Data supplied
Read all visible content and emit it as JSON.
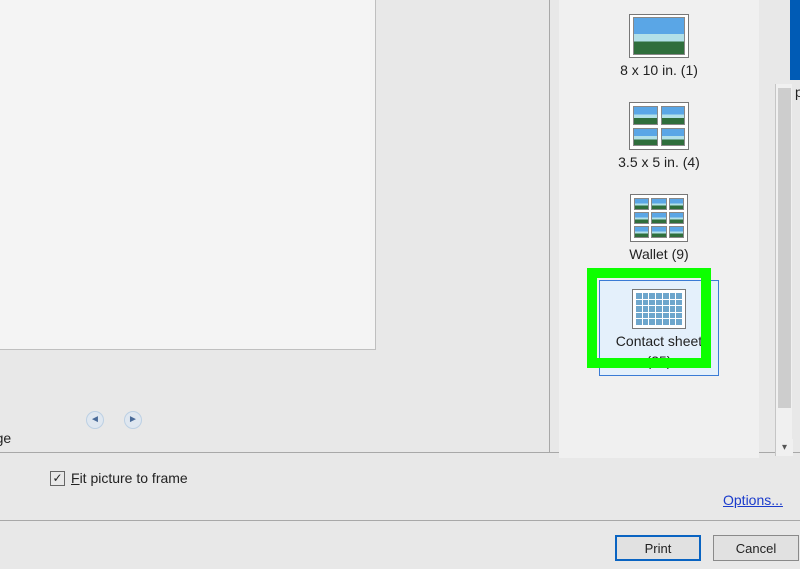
{
  "pager": {
    "label": "page",
    "prev_symbol": "◄",
    "next_symbol": "►"
  },
  "checkbox": {
    "label_pre": "F",
    "label_rest": "it picture to frame",
    "checked": true
  },
  "sidebar": {
    "templates": [
      {
        "id": "8x10",
        "label": "8 x 10 in. (1)",
        "grid": 1
      },
      {
        "id": "3p5x5",
        "label": "3.5 x 5 in. (4)",
        "grid": 4
      },
      {
        "id": "wallet",
        "label": "Wallet (9)",
        "grid": 9
      },
      {
        "id": "contact",
        "label_line1": "Contact sheet",
        "label_line2": "(35)",
        "grid": 35,
        "selected": true
      }
    ],
    "scroll_down_symbol": "▾"
  },
  "links": {
    "options": "Options..."
  },
  "buttons": {
    "print": "Print",
    "cancel": "Cancel"
  },
  "cropped_fragment": "p"
}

Task requirements
Repeat the material above verbatim, with no pictures in the output.

Task output
Read all visible content and emit it as JSON.
{
  "pager": {
    "label": "page",
    "prev_symbol": "◄",
    "next_symbol": "►"
  },
  "checkbox": {
    "label_pre": "F",
    "label_rest": "it picture to frame",
    "checked": true
  },
  "sidebar": {
    "templates": [
      {
        "id": "8x10",
        "label": "8 x 10 in. (1)",
        "grid": 1
      },
      {
        "id": "3p5x5",
        "label": "3.5 x 5 in. (4)",
        "grid": 4
      },
      {
        "id": "wallet",
        "label": "Wallet (9)",
        "grid": 9
      },
      {
        "id": "contact",
        "label_line1": "Contact sheet",
        "label_line2": "(35)",
        "grid": 35,
        "selected": true
      }
    ],
    "scroll_down_symbol": "▾"
  },
  "links": {
    "options": "Options..."
  },
  "buttons": {
    "print": "Print",
    "cancel": "Cancel"
  },
  "cropped_fragment": "p"
}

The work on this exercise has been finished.